TEXT EXTRACT:
********
This article is the second in a series of guest posts. I have invited a few select friends and family members to contribute to my blog. I have chosen them based on two things: 1) I personally go to them for help; and 2) I am fascinated by their unique parenting challenges, because I want to hear how they make “okayest” work for them.
Allow me to introduce you to my childhood friend, Holli. We have been friends since fourth grade, mostly because we shared a love of books and finishing our school work quickly so we could read more books. Now that we are all grown up, we share a twin mothering bond. I go to her for reinforcement when someone says something weird about adoption or my twin mommy guilt threatens to swallow me whole. She is always ready with a kind word or a snappy comeback (whichever I need most). She does not mince words. I give you Holli, straight-talkin’ twin mom:
A few days ago I received a request from the World’s Okayest Mom to write a guest blog that capitalized on my experience as the mother of twins. Perhaps she wanted my (often sarcastic) responses to the typical questions I get when out with my children. So, before you ask…“Yes, they are identical. No, neither one is ‘dominant’. No, they are not complete opposites, nor are they exactly alike. No, one of them is not evil. And, yes, they do have different fathers”…sorry, that last one is the answer I typically give out at Walmart, just to see the reactions I get.
********
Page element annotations
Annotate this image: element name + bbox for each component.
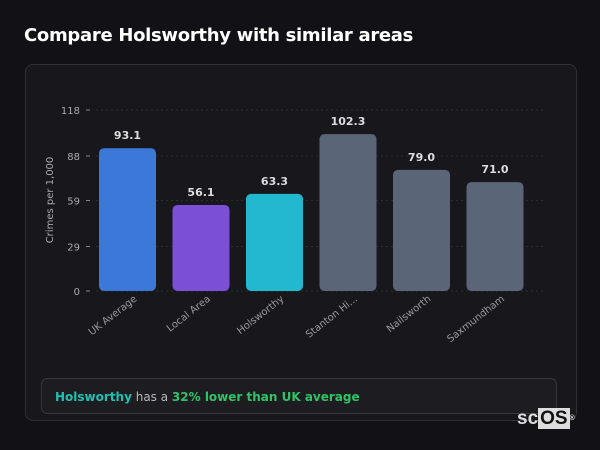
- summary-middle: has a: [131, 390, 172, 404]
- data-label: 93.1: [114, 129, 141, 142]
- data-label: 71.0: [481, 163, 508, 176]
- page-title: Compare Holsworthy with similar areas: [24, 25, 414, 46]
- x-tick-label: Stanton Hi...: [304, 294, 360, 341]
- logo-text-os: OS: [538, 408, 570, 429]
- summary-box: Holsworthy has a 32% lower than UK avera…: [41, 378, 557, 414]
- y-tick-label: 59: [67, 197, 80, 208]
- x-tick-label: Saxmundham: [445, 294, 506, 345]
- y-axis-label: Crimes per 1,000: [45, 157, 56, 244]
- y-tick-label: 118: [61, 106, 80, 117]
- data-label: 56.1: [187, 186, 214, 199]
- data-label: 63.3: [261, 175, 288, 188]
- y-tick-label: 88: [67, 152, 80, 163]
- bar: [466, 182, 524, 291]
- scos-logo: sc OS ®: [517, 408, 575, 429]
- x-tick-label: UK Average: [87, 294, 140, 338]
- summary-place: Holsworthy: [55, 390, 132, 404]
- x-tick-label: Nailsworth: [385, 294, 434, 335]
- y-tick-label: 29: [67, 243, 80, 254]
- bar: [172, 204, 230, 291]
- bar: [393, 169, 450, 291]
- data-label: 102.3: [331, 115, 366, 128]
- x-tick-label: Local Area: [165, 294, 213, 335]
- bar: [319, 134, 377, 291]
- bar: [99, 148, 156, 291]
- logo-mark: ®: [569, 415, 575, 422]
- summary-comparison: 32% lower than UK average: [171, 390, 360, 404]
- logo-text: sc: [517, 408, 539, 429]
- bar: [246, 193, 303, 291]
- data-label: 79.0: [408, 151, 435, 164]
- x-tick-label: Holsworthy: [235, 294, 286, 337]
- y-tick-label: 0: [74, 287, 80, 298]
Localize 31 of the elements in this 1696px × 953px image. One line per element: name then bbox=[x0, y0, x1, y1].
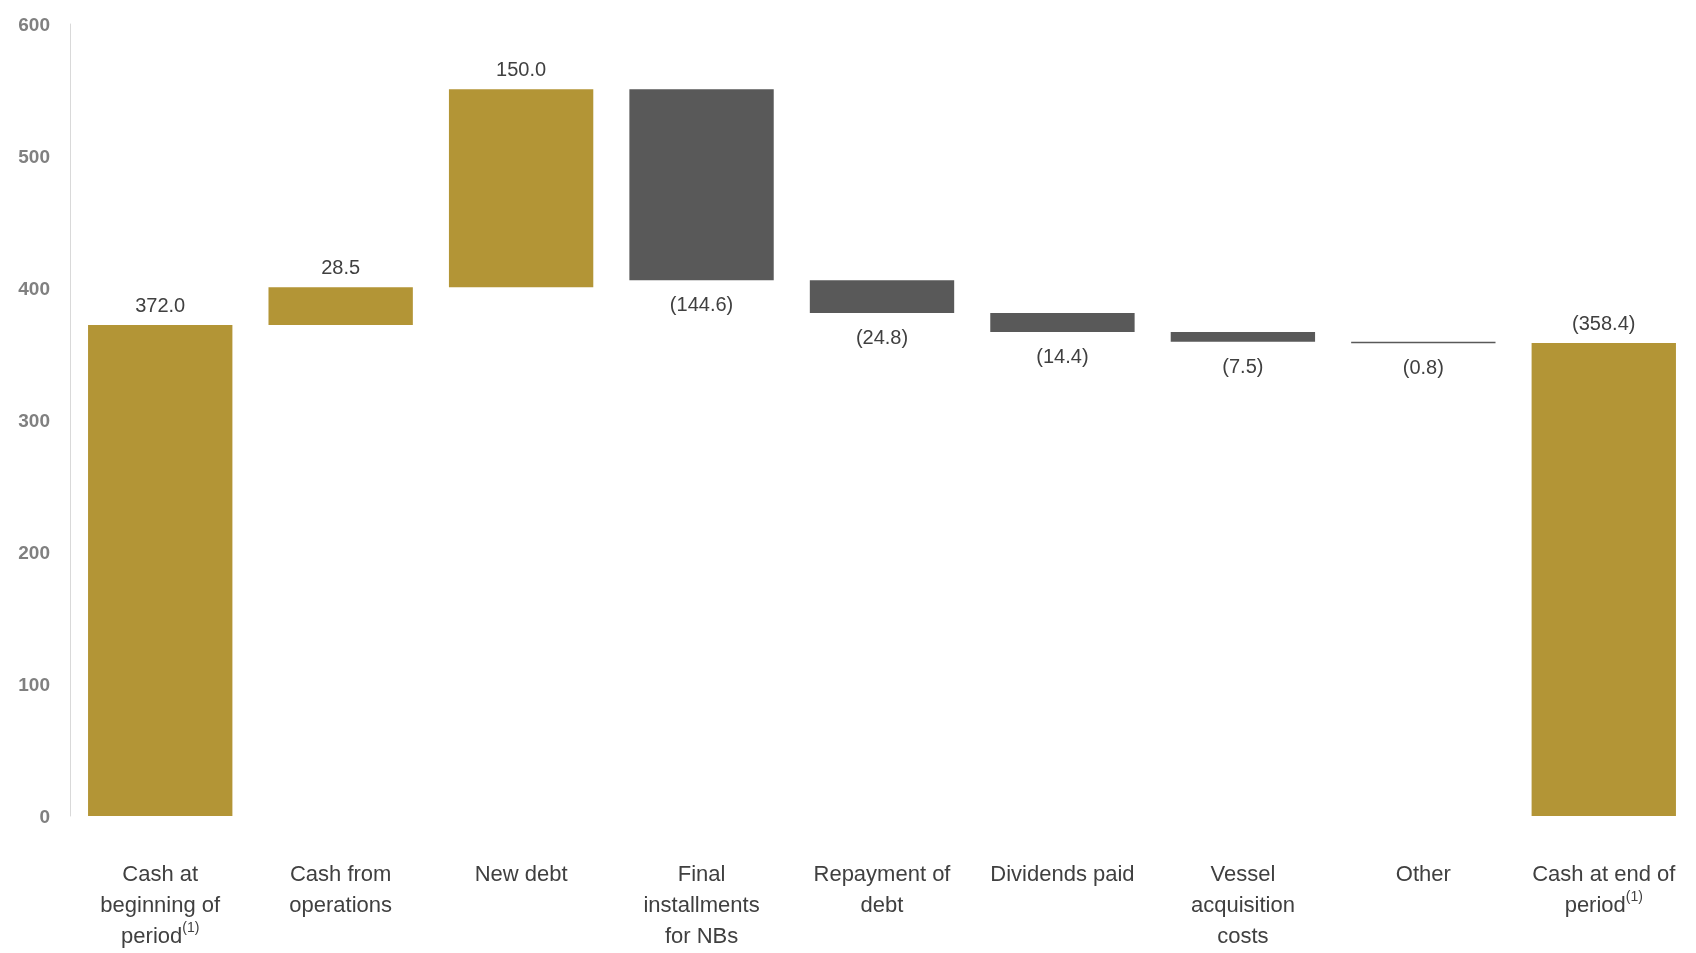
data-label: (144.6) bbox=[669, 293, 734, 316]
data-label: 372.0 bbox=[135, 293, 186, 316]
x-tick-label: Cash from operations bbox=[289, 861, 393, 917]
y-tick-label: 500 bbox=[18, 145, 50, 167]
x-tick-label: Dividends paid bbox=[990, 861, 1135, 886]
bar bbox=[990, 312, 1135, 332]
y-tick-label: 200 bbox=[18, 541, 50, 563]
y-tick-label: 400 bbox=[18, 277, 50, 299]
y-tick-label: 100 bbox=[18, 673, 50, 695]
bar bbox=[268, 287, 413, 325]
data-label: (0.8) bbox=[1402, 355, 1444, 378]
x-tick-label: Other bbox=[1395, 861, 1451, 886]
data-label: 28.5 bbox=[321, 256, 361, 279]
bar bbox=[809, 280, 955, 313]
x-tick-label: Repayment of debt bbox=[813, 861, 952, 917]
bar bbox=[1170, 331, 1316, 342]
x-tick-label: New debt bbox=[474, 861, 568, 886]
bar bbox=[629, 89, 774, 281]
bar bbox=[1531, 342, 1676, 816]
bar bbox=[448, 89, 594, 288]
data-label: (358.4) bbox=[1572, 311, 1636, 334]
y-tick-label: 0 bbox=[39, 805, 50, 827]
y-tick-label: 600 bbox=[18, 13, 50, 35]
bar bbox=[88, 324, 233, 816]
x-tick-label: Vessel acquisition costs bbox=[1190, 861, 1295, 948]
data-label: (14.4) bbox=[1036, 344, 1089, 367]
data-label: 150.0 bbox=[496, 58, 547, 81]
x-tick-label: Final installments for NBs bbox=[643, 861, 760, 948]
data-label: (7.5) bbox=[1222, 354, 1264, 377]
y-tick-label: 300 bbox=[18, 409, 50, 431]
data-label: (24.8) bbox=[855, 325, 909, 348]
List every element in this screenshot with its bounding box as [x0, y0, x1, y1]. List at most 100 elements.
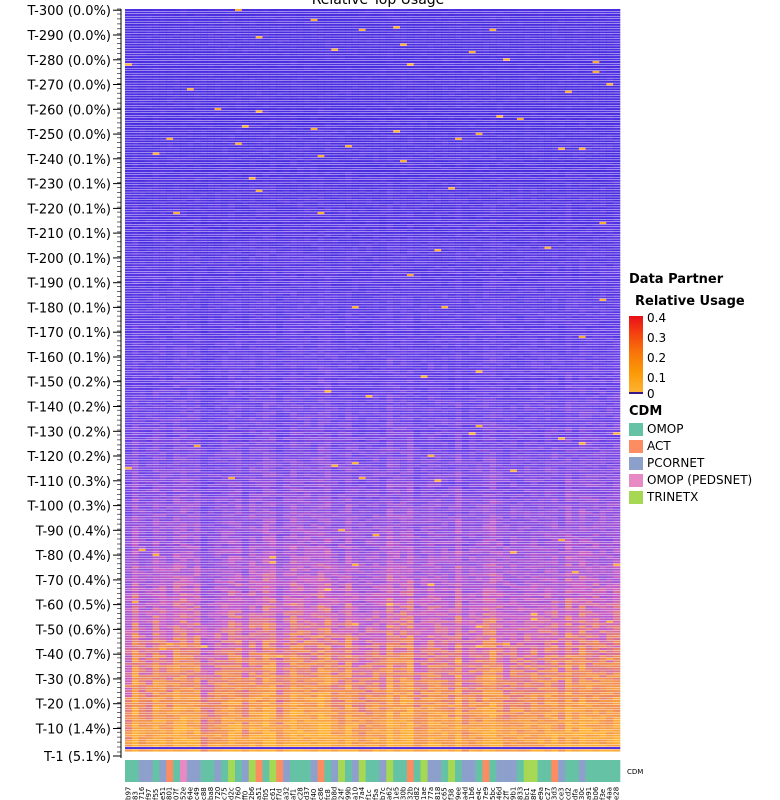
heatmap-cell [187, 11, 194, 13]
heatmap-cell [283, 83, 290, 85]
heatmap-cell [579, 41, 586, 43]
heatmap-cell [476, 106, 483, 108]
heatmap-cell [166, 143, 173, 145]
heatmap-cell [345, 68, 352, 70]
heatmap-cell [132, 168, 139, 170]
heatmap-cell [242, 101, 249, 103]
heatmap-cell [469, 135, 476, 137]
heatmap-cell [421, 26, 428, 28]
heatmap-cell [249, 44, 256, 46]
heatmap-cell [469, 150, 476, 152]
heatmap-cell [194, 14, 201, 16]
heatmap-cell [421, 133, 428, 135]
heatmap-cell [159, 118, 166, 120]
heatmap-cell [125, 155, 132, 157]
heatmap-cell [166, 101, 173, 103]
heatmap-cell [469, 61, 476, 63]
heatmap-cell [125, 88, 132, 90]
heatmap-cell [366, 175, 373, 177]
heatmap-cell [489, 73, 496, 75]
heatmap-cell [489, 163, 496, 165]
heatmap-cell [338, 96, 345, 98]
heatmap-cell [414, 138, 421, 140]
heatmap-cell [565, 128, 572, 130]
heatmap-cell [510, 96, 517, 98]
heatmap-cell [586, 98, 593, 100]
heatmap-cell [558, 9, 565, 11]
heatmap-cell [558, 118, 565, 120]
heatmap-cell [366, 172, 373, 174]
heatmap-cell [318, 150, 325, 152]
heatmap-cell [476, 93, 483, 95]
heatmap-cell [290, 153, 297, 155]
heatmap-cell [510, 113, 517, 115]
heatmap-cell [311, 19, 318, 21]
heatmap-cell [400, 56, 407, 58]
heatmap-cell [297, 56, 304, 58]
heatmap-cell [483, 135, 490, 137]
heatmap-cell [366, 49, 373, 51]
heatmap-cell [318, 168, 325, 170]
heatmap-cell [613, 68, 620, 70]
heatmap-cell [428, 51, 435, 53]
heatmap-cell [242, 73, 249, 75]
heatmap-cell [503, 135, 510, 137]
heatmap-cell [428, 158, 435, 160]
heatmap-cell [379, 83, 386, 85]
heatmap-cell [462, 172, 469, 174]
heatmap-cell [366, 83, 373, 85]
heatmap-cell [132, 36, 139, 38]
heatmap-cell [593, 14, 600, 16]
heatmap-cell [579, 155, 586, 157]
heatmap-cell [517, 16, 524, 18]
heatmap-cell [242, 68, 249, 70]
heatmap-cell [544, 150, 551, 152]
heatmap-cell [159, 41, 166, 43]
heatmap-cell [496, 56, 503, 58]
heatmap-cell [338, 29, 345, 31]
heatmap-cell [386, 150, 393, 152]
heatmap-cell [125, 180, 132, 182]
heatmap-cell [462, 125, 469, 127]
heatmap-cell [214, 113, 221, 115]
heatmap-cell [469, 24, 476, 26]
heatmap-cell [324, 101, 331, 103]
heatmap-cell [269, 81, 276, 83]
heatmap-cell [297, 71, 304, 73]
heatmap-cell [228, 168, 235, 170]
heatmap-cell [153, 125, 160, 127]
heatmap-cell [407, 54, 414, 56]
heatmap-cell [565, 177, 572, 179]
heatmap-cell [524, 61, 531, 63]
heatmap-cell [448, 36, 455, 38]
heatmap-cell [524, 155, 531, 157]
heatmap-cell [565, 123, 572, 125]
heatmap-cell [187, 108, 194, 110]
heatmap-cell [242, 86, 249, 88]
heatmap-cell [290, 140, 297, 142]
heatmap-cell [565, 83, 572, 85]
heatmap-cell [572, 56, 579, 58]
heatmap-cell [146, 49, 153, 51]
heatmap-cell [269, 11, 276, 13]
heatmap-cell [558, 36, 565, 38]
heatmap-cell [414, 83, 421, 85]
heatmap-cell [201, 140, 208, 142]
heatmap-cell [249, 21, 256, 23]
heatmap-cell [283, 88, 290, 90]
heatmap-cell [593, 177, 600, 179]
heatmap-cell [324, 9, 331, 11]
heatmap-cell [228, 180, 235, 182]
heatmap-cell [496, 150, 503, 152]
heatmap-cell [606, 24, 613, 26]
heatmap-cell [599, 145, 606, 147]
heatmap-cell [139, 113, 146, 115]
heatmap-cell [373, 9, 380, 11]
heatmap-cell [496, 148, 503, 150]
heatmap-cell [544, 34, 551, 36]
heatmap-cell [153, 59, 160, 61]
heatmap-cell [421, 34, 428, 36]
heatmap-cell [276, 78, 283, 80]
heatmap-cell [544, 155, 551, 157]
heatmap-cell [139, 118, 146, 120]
********
WORK TO COMPLETE:
a – In the twin-parenting blog post, rewrite the stretch from "This article is" through "work for them.", replacing "guest posts" with "guest articles".
b – Output the stretch of the records from the line containing "heatmap-cell [187, 11, 194, 13]" through the line containing "heatmap-cell [242, 101, 249, 103]" as a numbered list, skipping any blank lines.

PER-TASK OUTPUTS:
a –
This article is the second in a series of guest articles. I have invited a few select friends and family members to contribute to my blog. I have chosen them based on two things: 1) I personally go to them for help; and 2) I am fascinated by their unique parenting challenges, because I want to hear how they make “okayest” work for them.

b –
1. heatmap-cell [187, 11, 194, 13]
2. heatmap-cell [283, 83, 290, 85]
3. heatmap-cell [579, 41, 586, 43]
4. heatmap-cell [476, 106, 483, 108]
5. heatmap-cell [166, 143, 173, 145]
6. heatmap-cell [345, 68, 352, 70]
7. heatmap-cell [132, 168, 139, 170]
8. heatmap-cell [242, 101, 249, 103]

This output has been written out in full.